* [To do]: From the entries below, count every line that contains the word "JSON". Please give the number and nothing else.

(Rows from a figure dataset)
++++++++++++++++++++

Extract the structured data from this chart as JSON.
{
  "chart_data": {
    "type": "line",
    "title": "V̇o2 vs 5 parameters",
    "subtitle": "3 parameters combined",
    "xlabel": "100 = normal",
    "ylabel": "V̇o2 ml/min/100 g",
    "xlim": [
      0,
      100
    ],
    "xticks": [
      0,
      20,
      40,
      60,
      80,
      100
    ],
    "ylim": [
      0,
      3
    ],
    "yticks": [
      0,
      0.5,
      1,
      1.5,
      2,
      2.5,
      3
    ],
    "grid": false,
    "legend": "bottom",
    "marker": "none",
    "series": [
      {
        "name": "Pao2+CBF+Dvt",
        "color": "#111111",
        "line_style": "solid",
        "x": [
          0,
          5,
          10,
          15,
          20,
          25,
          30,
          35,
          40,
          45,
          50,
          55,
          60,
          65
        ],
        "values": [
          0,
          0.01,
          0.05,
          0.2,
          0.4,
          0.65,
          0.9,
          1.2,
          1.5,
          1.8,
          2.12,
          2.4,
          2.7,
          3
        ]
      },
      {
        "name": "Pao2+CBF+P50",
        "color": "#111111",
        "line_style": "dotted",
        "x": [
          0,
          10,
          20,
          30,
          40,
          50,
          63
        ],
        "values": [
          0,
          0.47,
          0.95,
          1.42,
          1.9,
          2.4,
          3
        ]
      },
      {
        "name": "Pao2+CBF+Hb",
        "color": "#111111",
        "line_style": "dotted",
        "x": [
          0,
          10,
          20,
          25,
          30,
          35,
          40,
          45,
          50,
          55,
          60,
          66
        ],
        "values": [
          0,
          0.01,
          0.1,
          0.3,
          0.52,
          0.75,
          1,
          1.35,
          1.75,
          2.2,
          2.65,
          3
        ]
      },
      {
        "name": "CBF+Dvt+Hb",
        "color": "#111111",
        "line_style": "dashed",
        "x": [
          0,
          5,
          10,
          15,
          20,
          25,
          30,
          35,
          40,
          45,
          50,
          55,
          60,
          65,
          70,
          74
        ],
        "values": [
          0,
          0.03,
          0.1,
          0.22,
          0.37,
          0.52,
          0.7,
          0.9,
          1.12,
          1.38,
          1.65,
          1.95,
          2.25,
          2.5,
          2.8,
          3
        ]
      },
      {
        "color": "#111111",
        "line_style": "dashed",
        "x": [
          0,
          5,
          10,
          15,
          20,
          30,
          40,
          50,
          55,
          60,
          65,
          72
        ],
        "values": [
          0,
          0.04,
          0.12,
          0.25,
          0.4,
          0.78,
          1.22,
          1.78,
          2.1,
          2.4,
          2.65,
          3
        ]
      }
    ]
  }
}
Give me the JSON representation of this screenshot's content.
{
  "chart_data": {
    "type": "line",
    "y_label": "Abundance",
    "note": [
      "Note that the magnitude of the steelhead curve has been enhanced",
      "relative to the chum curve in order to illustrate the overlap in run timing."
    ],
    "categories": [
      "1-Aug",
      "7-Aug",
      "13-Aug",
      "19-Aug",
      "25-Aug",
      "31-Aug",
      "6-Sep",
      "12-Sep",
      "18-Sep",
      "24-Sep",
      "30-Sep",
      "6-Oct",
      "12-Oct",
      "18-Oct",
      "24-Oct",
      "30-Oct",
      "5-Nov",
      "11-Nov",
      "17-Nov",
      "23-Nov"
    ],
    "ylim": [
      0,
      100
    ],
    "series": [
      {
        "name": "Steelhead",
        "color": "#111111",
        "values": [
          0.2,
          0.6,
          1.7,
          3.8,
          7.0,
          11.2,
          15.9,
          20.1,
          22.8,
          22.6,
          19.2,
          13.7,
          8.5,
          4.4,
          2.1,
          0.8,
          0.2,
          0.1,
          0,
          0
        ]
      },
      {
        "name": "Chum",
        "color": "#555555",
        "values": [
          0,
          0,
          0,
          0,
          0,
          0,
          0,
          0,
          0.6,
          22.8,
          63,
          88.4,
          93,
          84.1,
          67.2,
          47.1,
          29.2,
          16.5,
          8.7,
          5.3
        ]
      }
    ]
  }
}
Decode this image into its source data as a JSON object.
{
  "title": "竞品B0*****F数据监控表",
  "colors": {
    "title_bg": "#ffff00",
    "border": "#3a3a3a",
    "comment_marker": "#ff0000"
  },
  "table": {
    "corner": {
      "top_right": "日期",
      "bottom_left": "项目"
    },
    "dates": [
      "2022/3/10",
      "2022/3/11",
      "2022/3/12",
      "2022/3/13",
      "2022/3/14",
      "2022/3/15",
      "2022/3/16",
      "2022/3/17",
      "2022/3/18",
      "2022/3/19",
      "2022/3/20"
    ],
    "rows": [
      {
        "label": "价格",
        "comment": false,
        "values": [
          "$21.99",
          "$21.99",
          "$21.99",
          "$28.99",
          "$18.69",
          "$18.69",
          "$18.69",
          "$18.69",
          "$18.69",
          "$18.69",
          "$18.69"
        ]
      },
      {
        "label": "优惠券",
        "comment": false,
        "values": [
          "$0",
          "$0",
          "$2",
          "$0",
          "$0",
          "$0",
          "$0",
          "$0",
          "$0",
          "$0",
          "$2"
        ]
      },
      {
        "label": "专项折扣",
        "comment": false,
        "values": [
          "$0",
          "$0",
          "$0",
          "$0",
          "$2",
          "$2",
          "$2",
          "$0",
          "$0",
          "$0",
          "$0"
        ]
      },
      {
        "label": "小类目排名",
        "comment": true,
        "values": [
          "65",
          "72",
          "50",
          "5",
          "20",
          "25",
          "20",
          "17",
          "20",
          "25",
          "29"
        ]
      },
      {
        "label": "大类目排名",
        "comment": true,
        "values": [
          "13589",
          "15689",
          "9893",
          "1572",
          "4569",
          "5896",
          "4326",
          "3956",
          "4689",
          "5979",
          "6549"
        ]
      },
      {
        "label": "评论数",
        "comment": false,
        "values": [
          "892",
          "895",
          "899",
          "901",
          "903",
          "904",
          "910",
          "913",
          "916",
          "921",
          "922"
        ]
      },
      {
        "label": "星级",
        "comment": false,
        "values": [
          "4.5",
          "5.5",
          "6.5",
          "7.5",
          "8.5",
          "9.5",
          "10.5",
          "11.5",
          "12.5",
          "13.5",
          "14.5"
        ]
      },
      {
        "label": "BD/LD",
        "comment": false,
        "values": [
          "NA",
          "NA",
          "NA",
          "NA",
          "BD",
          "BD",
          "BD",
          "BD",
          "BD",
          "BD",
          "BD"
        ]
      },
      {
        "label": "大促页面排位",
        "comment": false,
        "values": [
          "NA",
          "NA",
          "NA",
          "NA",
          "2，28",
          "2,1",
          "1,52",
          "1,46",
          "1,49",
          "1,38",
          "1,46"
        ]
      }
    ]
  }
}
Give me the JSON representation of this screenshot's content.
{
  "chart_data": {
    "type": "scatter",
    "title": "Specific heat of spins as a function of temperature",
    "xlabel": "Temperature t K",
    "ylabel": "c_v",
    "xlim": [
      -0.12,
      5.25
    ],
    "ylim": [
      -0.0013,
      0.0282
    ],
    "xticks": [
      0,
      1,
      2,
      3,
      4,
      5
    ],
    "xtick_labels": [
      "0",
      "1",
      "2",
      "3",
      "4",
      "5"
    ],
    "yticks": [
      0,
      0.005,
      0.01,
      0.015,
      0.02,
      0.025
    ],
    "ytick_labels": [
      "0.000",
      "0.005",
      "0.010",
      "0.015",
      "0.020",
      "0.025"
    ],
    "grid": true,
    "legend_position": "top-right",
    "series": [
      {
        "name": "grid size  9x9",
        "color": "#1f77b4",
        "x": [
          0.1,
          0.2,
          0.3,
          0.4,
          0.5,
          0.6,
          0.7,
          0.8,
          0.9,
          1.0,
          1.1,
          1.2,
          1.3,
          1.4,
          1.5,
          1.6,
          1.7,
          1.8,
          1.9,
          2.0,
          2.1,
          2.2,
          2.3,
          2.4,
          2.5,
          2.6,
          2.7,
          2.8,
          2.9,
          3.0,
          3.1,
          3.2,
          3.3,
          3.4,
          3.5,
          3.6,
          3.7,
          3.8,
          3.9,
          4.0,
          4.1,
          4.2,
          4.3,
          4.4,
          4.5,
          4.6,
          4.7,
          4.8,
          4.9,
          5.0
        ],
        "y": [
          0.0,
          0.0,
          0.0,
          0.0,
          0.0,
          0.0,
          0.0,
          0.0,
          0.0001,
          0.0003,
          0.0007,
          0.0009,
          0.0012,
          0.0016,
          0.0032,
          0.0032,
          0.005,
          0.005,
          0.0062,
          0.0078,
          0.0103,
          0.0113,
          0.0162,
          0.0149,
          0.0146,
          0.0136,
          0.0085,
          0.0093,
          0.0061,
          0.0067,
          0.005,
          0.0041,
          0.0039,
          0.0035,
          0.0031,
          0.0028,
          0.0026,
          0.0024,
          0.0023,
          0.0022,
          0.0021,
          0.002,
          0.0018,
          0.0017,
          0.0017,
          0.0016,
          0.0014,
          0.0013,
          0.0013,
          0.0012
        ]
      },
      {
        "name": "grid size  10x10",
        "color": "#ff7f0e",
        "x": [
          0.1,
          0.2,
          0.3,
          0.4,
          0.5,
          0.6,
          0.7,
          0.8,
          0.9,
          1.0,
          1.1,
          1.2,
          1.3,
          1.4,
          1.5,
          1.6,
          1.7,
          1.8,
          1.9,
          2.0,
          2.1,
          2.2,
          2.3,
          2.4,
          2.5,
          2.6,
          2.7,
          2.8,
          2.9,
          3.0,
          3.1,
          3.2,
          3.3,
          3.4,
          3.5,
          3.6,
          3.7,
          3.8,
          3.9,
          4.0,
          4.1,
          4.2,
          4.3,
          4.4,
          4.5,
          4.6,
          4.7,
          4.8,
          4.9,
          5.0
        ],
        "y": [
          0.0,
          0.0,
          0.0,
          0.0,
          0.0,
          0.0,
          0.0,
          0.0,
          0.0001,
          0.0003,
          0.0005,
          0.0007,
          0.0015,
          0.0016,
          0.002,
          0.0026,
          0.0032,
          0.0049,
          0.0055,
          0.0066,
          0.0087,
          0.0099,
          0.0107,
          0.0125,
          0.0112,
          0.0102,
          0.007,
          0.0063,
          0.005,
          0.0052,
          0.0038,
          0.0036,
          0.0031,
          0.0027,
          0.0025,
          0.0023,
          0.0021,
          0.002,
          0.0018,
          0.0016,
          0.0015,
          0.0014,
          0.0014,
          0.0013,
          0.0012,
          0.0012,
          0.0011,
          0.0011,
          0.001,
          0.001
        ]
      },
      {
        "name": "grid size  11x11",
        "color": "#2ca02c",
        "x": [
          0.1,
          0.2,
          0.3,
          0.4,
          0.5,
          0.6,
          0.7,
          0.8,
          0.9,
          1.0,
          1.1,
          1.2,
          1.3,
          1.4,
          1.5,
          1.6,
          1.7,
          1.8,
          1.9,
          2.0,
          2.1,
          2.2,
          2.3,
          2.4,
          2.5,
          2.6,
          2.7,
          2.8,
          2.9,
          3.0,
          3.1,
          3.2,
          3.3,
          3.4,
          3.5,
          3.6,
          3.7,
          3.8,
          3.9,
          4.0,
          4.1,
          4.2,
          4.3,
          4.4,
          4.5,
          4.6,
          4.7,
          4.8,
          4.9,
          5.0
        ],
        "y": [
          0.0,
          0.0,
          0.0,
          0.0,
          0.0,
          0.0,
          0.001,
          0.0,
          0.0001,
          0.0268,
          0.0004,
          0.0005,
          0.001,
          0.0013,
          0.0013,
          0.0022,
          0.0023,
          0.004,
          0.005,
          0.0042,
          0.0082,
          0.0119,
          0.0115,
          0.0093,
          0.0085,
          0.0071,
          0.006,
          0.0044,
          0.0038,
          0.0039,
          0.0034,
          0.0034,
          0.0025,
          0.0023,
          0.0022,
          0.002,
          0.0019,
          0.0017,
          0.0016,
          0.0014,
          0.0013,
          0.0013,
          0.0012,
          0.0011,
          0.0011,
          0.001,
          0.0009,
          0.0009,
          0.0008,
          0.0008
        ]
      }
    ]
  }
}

++++++++++++++++++++

* [Output for this exercise]: 4